» **Brief**
Pick out each line containing the string "rich".

** start **

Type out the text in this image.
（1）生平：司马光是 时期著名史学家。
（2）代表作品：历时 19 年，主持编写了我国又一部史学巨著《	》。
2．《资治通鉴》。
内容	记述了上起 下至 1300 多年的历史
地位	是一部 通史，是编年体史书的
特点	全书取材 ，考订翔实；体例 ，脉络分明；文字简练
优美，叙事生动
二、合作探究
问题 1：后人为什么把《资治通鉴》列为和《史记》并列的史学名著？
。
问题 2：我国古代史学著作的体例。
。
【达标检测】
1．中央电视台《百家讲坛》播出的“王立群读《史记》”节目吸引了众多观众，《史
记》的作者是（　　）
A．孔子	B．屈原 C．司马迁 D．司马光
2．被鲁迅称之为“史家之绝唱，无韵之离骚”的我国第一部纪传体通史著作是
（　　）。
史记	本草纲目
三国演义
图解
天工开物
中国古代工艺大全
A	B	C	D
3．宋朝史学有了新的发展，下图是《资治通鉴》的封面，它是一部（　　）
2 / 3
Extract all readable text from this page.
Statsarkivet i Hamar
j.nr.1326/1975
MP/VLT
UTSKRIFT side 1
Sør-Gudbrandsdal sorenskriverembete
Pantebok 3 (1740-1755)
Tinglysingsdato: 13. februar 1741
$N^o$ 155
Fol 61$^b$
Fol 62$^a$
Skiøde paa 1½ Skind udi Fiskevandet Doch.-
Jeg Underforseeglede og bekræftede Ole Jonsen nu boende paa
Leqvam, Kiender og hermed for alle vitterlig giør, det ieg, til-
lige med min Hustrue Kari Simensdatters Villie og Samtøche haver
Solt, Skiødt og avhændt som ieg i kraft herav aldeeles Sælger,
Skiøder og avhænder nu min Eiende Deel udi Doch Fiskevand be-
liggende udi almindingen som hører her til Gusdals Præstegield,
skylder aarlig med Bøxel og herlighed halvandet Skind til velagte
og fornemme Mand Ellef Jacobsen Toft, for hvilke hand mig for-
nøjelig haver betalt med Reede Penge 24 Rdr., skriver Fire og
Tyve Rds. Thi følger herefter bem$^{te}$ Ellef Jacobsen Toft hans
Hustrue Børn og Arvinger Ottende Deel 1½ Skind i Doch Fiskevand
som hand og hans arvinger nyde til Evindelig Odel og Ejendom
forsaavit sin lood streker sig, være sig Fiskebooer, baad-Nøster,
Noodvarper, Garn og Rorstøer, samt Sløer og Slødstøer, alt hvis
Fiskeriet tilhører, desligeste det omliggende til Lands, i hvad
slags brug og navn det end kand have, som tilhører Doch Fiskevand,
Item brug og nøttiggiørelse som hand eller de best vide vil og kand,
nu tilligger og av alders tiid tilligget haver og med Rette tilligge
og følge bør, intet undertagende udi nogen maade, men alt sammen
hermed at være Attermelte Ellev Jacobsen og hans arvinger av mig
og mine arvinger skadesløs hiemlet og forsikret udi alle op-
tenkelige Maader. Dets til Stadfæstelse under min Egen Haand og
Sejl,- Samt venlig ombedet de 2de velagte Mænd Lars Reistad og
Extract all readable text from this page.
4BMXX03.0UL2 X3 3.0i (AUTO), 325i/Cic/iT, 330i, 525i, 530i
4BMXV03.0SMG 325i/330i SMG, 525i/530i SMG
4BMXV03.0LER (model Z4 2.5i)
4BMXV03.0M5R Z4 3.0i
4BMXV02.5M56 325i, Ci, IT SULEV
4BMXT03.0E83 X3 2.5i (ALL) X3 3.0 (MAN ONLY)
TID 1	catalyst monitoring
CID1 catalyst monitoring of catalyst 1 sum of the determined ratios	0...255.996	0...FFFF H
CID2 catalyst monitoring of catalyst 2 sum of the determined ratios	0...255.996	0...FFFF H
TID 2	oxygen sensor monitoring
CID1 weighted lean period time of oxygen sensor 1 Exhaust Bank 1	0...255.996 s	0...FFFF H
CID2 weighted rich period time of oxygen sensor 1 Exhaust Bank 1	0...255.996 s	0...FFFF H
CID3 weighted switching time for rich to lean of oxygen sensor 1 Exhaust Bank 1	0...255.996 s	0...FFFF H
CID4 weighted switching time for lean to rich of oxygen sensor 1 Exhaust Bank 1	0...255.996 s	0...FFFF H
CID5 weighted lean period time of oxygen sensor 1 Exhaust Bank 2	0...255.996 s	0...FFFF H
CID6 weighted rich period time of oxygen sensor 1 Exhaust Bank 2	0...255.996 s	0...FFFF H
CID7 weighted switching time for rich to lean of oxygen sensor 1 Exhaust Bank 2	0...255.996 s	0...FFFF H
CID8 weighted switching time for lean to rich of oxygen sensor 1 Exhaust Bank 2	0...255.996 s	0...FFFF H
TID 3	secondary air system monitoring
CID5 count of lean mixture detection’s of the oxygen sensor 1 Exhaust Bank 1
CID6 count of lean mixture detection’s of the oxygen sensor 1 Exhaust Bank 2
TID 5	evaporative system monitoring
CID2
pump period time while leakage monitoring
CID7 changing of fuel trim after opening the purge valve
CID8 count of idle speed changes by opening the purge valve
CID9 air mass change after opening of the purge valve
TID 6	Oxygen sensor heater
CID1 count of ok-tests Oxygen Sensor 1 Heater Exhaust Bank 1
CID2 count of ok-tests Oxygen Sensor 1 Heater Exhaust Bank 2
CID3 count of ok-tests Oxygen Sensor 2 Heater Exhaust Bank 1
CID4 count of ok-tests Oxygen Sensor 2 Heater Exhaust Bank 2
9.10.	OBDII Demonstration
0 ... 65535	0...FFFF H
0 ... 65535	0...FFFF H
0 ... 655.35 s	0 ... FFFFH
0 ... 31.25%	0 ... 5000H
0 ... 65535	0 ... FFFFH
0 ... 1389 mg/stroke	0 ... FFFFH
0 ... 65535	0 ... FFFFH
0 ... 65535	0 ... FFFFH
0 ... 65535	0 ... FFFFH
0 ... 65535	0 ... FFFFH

** end **

» **Response for this exercise**
CID2 weighted rich period time of oxygen sensor 1 Exhaust Bank 1	0...255.996 s	0...FFFF H
CID3 weighted switching time for rich to lean of oxygen sensor 1 Exhaust Bank 1	0...255.996 s	0...FFFF H
CID4 weighted switching time for lean to rich of oxygen sensor 1 Exhaust Bank 1	0...255.996 s	0...FFFF H
CID6 weighted rich period time of oxygen sensor 1 Exhaust Bank 2	0...255.996 s	0...FFFF H
CID7 weighted switching time for rich to lean of oxygen sensor 1 Exhaust Bank 2	0...255.996 s	0...FFFF H
CID8 weighted switching time for lean to rich of oxygen sensor 1 Exhaust Bank 2	0...255.996 s	0...FFFF H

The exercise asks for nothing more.